PROBLEM STATEMENT »
Rewrite each line of the material below as a string in a single JSON list, one string per line, and skip any blank lines.

MATERIAL TO PROCESS »
↓↓↓

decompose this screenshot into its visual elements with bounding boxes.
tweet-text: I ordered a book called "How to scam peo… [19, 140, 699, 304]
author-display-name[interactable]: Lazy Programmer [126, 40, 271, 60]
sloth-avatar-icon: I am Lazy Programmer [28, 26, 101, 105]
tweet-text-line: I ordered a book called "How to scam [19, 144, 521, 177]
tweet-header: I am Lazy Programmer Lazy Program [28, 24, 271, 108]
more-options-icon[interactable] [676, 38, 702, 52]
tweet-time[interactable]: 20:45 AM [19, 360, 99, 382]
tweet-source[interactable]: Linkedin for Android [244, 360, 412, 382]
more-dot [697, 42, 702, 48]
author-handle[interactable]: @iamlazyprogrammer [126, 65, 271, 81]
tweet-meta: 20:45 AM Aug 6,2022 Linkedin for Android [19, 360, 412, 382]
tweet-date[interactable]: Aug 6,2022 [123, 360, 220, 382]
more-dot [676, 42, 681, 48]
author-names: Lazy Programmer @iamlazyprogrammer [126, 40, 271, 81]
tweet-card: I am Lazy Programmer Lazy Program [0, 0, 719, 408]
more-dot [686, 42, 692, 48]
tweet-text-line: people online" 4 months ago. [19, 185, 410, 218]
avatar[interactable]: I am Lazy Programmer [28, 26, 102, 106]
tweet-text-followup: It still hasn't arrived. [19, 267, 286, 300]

↑↑↑

OUTPUT OF THE TASK »
[
  "decompose this screenshot into its visual elements with bounding boxes.",
  "tweet-text: I ordered a book called \"How to scam peo… [19, 140, 699, 304]",
  "author-display-name[interactable]: Lazy Programmer [126, 40, 271, 60]",
  "sloth-avatar-icon: I am Lazy Programmer [28, 26, 101, 105]",
  "tweet-text-line: I ordered a book called \"How to scam [19, 144, 521, 177]",
  "tweet-header: I am Lazy Programmer Lazy Program [28, 24, 271, 108]",
  "more-options-icon[interactable] [676, 38, 702, 52]",
  "tweet-time[interactable]: 20:45 AM [19, 360, 99, 382]",
  "tweet-source[interactable]: Linkedin for Android [244, 360, 412, 382]",
  "more-dot [697, 42, 702, 48]",
  "author-handle[interactable]: @iamlazyprogrammer [126, 65, 271, 81]",
  "tweet-meta: 20:45 AM Aug 6,2022 Linkedin for Android [19, 360, 412, 382]",
  "tweet-date[interactable]: Aug 6,2022 [123, 360, 220, 382]",
  "more-dot [676, 42, 681, 48]",
  "author-names: Lazy Programmer @iamlazyprogrammer [126, 40, 271, 81]",
  "tweet-card: I am Lazy Programmer Lazy Program [0, 0, 719, 408]",
  "more-dot [686, 42, 692, 48]",
  "tweet-text-line: people online\" 4 months ago. [19, 185, 410, 218]",
  "avatar[interactable]: I am Lazy Programmer [28, 26, 102, 106]",
  "tweet-text-followup: It still hasn't arrived. [19, 267, 286, 300]"
]